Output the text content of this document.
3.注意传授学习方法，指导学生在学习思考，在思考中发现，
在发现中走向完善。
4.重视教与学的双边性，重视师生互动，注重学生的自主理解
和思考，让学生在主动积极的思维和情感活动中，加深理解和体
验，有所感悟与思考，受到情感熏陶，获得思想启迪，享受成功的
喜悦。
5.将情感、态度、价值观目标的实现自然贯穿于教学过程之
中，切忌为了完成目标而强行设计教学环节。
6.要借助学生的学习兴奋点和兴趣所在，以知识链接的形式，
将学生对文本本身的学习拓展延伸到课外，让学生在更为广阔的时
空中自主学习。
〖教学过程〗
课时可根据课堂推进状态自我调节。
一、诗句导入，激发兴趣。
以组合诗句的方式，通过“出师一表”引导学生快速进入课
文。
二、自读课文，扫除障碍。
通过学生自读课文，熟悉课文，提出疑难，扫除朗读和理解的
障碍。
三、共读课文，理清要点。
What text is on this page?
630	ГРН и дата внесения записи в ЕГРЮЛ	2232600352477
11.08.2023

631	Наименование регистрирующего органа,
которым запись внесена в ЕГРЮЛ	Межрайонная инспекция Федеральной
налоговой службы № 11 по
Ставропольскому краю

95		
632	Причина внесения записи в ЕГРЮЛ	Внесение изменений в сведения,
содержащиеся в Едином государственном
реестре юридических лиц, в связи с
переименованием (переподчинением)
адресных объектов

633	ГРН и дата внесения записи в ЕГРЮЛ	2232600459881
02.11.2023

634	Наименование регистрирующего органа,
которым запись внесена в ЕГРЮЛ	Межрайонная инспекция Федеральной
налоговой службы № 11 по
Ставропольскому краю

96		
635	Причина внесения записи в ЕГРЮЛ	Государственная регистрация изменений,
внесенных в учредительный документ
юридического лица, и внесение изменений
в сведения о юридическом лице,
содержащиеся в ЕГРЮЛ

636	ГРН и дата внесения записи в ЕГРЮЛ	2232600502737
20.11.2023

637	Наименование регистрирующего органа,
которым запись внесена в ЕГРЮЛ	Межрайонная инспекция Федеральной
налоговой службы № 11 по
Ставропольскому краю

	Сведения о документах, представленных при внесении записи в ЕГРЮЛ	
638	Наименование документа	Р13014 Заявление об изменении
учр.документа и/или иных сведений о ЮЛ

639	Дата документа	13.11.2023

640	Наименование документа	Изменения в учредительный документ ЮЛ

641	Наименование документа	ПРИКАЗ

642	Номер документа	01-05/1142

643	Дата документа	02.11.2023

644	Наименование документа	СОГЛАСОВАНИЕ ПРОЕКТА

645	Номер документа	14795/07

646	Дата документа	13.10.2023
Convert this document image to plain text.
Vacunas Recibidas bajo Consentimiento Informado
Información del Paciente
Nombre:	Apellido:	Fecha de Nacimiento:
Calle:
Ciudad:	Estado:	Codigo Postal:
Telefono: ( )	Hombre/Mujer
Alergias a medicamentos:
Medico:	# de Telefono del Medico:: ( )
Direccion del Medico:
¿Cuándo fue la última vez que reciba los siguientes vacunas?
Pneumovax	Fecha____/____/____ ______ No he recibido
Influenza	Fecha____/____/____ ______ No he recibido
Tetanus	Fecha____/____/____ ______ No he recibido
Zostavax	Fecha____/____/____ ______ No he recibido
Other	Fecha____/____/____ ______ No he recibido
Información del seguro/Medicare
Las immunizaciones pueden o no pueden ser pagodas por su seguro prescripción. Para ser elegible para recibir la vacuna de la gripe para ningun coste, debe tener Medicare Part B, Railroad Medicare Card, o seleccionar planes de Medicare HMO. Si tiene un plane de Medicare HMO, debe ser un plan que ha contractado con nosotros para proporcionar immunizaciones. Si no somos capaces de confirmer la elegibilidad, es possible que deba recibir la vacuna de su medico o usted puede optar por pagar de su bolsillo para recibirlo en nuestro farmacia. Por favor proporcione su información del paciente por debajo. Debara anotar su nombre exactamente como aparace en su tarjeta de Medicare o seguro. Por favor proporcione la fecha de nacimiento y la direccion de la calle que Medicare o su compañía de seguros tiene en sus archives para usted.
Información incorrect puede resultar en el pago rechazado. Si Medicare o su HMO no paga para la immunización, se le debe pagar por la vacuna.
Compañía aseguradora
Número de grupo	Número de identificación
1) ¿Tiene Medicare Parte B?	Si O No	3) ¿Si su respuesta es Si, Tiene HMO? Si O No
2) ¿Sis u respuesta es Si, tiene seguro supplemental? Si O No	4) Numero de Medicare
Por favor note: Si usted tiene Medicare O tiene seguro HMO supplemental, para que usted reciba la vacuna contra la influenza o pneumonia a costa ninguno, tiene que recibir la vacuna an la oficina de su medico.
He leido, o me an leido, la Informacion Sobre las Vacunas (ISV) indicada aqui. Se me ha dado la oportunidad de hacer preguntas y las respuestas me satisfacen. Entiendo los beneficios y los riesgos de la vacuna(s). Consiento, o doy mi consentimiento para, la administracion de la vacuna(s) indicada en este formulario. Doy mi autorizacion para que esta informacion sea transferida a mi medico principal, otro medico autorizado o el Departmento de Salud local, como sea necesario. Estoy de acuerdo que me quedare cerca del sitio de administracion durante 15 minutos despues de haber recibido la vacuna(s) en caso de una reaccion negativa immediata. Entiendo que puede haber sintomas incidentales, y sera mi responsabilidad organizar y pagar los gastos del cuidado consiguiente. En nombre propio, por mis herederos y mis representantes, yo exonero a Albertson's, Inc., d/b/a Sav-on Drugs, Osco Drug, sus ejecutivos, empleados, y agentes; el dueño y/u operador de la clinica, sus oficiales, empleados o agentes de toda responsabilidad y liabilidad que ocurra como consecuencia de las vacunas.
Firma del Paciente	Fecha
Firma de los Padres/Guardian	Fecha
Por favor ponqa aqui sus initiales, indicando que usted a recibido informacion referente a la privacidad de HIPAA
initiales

###

Instructions to follow:
Print all of the entries exactly as they appear.

Output for this exercise:
Output the text content of this document.
3.注意传授学习方法，指导学生在学习思考，在思考中发现，
在发现中走向完善。
4.重视教与学的双边性，重视师生互动，注重学生的自主理解
和思考，让学生在主动积极的思维和情感活动中，加深理解和体
验，有所感悟与思考，受到情感熏陶，获得思想启迪，享受成功的
喜悦。
5.将情感、态度、价值观目标的实现自然贯穿于教学过程之
中，切忌为了完成目标而强行设计教学环节。
6.要借助学生的学习兴奋点和兴趣所在，以知识链接的形式，
将学生对文本本身的学习拓展延伸到课外，让学生在更为广阔的时
空中自主学习。
〖教学过程〗
课时可根据课堂推进状态自我调节。
一、诗句导入，激发兴趣。
以组合诗句的方式，通过“出师一表”引导学生快速进入课
文。
二、自读课文，扫除障碍。
通过学生自读课文，熟悉课文，提出疑难，扫除朗读和理解的
障碍。
三、共读课文，理清要点。
What text is on this page?
630	ГРН и дата внесения записи в ЕГРЮЛ	2232600352477
11.08.2023

631	Наименование регистрирующего органа,
которым запись внесена в ЕГРЮЛ	Межрайонная инспекция Федеральной
налоговой службы № 11 по
Ставропольскому краю

95		
632	Причина внесения записи в ЕГРЮЛ	Внесение изменений в сведения,
содержащиеся в Едином государственном
реестре юридических лиц, в связи с
переименованием (переподчинением)
адресных объектов

633	ГРН и дата внесения записи в ЕГРЮЛ	2232600459881
02.11.2023

634	Наименование регистрирующего органа,
которым запись внесена в ЕГРЮЛ	Межрайонная инспекция Федеральной
налоговой службы № 11 по
Ставропольскому краю

96		
635	Причина внесения записи в ЕГРЮЛ	Государственная регистрация изменений,
внесенных в учредительный документ
юридического лица, и внесение изменений
в сведения о юридическом лице,
содержащиеся в ЕГРЮЛ

636	ГРН и дата внесения записи в ЕГРЮЛ	2232600502737
20.11.2023

637	Наименование регистрирующего органа,
которым запись внесена в ЕГРЮЛ	Межрайонная инспекция Федеральной
налоговой службы № 11 по
Ставропольскому краю

	Сведения о документах, представленных при внесении записи в ЕГРЮЛ	
638	Наименование документа	Р13014 Заявление об изменении
учр.документа и/или иных сведений о ЮЛ

639	Дата документа	13.11.2023

640	Наименование документа	Изменения в учредительный документ ЮЛ

641	Наименование документа	ПРИКАЗ

642	Номер документа	01-05/1142

643	Дата документа	02.11.2023

644	Наименование документа	СОГЛАСОВАНИЕ ПРОЕКТА

645	Номер документа	14795/07

646	Дата документа	13.10.2023
Convert this document image to plain text.
Vacunas Recibidas bajo Consentimiento Informado
Información del Paciente
Nombre:	Apellido:	Fecha de Nacimiento:
Calle:
Ciudad:	Estado:	Codigo Postal:
Telefono: ( )	Hombre/Mujer
Alergias a medicamentos:
Medico:	# de Telefono del Medico:: ( )
Direccion del Medico:
¿Cuándo fue la última vez que reciba los siguientes vacunas?
Pneumovax	Fecha____/____/____ ______ No he recibido
Influenza	Fecha____/____/____ ______ No he recibido
Tetanus	Fecha____/____/____ ______ No he recibido
Zostavax	Fecha____/____/____ ______ No he recibido
Other	Fecha____/____/____ ______ No he recibido
Información del seguro/Medicare
Las immunizaciones pueden o no pueden ser pagodas por su seguro prescripción. Para ser elegible para recibir la vacuna de la gripe para ningun coste, debe tener Medicare Part B, Railroad Medicare Card, o seleccionar planes de Medicare HMO. Si tiene un plane de Medicare HMO, debe ser un plan que ha contractado con nosotros para proporcionar immunizaciones. Si no somos capaces de confirmer la elegibilidad, es possible que deba recibir la vacuna de su medico o usted puede optar por pagar de su bolsillo para recibirlo en nuestro farmacia. Por favor proporcione su información del paciente por debajo. Debara anotar su nombre exactamente como aparace en su tarjeta de Medicare o seguro. Por favor proporcione la fecha de nacimiento y la direccion de la calle que Medicare o su compañía de seguros tiene en sus archives para usted.
Información incorrect puede resultar en el pago rechazado. Si Medicare o su HMO no paga para la immunización, se le debe pagar por la vacuna.
Compañía aseguradora
Número de grupo	Número de identificación
1) ¿Tiene Medicare Parte B?	Si O No	3) ¿Si su respuesta es Si, Tiene HMO? Si O No
2) ¿Sis u respuesta es Si, tiene seguro supplemental? Si O No	4) Numero de Medicare
Por favor note: Si usted tiene Medicare O tiene seguro HMO supplemental, para que usted reciba la vacuna contra la influenza o pneumonia a costa ninguno, tiene que recibir la vacuna an la oficina de su medico.
He leido, o me an leido, la Informacion Sobre las Vacunas (ISV) indicada aqui. Se me ha dado la oportunidad de hacer preguntas y las respuestas me satisfacen. Entiendo los beneficios y los riesgos de la vacuna(s). Consiento, o doy mi consentimiento para, la administracion de la vacuna(s) indicada en este formulario. Doy mi autorizacion para que esta informacion sea transferida a mi medico principal, otro medico autorizado o el Departmento de Salud local, como sea necesario. Estoy de acuerdo que me quedare cerca del sitio de administracion durante 15 minutos despues de haber recibido la vacuna(s) en caso de una reaccion negativa immediata. Entiendo que puede haber sintomas incidentales, y sera mi responsabilidad organizar y pagar los gastos del cuidado consiguiente. En nombre propio, por mis herederos y mis representantes, yo exonero a Albertson's, Inc., d/b/a Sav-on Drugs, Osco Drug, sus ejecutivos, empleados, y agentes; el dueño y/u operador de la clinica, sus oficiales, empleados o agentes de toda responsabilidad y liabilidad que ocurra como consecuencia de las vacunas.
Firma del Paciente	Fecha
Firma de los Padres/Guardian	Fecha
Por favor ponqa aqui sus initiales, indicando que usted a recibido informacion referente a la privacidad de HIPAA
initiales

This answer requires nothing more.